:: Texto de la página ::
“Aquella mañana en que la odiaba más que nunca, mi madre cumplió treinta y nueve años. Era bajita y gorda, tonta y fea. Era la madre más inútil que haya existido jamás”. Cuando una historia comienza de este modo de inmediato nos despierta una enorme curiosidad por ese narrador en primera persona y por la mujer descrita como el mayor desastre del mundo.
Tatiana Ţîbuleac (Chisináu, Moldavia, 1978), que vive en París y trabaja como periodista, es la autora de El verano que mi madre tuvo los ojos verdes (Editorial Impedimenta, 2019), una novela que vio la luz en 2016 y que se ha convertido en un fenómeno editorial. En su publicación en España ha tenido mucho que ver la insistencia de su traductora del rumano, Marian Ochoa de Eribe, a quien debemos también las memorables traducciones de Mircea Cărtărescu.
Si a este comienzo que nos atrapa le siguen frases como: “Jim, mi mejor amigo, me saludó con la mano y gritó que no me suicidara en verano”, deducimos que vamos a leer el relato de unos personajes bastante desquiciados, escrito con un estilo cuyo lenguaje directo nos recuerda a la literatura norteamericana del siglo XX. Nuestro narrador parece una especie de Holden Caulfield europeo, en una Europa de migraciones, desarraigos y contrastes.

:: Enunciado del ejercicio ::
Indique si cada una de las siguientes afirmaciones concuerda con la reseña y responda sí o no, citando textualmente las palabras decisivas de la reseña. 1. La autora de la novela vive en París y trabaja como periodista. 2. La novela vio la luz por primera vez en 2019. 3. Marian Ochoa de Eribe tradujo la novela del rumano.

:: Listado de datos ::
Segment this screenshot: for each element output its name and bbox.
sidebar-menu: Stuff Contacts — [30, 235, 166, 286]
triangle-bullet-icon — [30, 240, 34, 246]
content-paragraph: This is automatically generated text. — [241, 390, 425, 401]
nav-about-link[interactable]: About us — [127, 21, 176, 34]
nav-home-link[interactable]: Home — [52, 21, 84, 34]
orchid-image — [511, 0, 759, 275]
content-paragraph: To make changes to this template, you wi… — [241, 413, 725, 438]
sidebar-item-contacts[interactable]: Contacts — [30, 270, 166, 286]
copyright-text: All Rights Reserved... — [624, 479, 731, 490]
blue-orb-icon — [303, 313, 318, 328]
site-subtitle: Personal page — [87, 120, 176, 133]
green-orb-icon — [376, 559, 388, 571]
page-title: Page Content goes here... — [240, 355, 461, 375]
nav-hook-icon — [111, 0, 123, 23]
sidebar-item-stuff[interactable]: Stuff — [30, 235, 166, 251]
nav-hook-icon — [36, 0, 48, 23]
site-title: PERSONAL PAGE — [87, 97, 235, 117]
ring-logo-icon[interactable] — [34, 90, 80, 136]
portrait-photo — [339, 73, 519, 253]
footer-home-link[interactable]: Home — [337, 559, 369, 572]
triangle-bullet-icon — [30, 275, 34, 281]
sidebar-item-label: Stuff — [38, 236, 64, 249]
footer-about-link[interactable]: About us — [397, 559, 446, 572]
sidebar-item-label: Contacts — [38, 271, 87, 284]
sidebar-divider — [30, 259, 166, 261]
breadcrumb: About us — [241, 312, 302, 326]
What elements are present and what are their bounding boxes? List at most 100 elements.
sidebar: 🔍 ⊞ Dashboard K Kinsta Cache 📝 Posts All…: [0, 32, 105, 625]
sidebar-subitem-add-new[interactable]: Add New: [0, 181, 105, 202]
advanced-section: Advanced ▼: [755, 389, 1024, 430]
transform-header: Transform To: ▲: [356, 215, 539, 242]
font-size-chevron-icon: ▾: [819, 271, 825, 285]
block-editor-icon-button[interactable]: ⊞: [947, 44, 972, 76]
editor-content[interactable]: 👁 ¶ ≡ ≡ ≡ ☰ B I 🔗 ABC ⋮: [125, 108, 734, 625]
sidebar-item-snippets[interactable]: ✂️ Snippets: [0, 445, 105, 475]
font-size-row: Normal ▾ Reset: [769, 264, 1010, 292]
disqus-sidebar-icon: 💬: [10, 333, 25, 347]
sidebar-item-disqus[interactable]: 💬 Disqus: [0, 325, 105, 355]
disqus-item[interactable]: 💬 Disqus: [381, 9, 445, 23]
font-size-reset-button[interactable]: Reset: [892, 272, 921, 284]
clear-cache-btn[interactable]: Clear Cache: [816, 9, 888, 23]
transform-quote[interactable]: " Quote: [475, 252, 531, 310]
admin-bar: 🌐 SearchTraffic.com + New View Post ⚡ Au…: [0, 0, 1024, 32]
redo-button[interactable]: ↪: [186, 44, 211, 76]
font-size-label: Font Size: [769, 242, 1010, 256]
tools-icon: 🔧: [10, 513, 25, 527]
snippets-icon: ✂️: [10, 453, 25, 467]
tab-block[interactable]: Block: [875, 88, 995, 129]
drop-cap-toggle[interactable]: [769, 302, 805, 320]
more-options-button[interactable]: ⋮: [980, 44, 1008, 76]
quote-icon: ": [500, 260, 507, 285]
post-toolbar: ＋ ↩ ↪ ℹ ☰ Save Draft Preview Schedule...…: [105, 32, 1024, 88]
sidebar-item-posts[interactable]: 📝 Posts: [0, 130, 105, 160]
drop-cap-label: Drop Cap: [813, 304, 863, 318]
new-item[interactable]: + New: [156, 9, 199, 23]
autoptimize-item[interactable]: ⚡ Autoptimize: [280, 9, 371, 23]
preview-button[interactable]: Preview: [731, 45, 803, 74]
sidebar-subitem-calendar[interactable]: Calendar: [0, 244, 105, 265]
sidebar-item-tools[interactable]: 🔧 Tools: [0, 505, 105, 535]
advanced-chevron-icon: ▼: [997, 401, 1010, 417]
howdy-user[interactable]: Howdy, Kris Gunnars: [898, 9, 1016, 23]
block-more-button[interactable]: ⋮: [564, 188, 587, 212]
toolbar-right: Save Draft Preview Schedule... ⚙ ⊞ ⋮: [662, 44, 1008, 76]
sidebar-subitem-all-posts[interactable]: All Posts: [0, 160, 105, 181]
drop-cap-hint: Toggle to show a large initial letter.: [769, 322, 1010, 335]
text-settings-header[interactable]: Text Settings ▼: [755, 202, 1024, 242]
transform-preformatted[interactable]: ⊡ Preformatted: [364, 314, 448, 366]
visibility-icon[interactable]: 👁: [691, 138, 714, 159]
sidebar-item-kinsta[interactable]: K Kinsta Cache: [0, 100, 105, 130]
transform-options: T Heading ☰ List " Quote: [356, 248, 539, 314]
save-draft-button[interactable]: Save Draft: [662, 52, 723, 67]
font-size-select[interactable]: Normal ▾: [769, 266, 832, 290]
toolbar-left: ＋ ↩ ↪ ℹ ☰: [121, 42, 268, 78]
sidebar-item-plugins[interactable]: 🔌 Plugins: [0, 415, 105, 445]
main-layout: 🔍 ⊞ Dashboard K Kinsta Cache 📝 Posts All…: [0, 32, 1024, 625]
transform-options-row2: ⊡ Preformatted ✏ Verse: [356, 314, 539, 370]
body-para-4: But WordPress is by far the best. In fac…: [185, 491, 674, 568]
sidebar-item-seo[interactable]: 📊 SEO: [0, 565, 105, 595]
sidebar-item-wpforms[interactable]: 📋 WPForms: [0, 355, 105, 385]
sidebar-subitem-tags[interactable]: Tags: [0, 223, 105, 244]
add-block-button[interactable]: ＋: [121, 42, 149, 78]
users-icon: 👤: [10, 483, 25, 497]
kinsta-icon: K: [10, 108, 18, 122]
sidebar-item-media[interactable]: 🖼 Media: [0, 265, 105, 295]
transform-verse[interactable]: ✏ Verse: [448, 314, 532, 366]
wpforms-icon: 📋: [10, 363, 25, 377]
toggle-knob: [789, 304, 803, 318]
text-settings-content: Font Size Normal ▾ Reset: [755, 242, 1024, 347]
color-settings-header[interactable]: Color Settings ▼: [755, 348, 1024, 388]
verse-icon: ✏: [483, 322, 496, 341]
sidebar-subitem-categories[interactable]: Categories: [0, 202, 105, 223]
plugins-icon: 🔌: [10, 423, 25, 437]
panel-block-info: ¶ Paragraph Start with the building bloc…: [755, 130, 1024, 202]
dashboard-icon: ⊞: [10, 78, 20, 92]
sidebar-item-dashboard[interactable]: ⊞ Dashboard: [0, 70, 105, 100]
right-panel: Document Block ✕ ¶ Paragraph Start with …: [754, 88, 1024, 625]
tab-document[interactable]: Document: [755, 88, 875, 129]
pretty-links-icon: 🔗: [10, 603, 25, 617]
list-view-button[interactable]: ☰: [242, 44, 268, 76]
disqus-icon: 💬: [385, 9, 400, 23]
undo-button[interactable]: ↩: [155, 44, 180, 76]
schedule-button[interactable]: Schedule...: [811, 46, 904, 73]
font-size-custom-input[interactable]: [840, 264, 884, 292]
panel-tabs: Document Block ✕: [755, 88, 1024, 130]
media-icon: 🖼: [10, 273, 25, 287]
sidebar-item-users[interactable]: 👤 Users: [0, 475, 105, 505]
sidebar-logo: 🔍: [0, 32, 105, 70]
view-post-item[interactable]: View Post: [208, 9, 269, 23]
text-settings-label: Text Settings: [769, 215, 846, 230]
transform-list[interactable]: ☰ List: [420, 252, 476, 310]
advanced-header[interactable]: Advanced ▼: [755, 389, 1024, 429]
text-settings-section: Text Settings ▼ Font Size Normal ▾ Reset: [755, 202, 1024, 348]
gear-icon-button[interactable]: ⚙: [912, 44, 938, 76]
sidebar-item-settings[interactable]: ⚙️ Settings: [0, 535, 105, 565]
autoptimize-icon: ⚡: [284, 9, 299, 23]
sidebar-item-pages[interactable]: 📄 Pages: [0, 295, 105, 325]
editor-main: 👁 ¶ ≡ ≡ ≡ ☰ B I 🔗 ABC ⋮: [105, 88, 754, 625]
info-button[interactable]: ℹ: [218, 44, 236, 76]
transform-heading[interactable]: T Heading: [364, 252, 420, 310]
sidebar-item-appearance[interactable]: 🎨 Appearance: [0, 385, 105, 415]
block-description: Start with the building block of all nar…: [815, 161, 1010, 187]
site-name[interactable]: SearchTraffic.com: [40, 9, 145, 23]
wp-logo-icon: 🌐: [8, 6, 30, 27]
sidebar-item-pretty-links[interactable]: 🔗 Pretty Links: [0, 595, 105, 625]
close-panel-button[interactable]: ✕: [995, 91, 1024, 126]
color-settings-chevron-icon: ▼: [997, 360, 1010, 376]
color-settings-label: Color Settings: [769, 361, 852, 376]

:: Respuesta a la tarea ::
1. Sí: «que vive en París y trabaja como periodista».
2. No: «una novela que vio la luz en 2016».
3. Sí: «su traductora del rumano, Marian Ochoa de Eribe».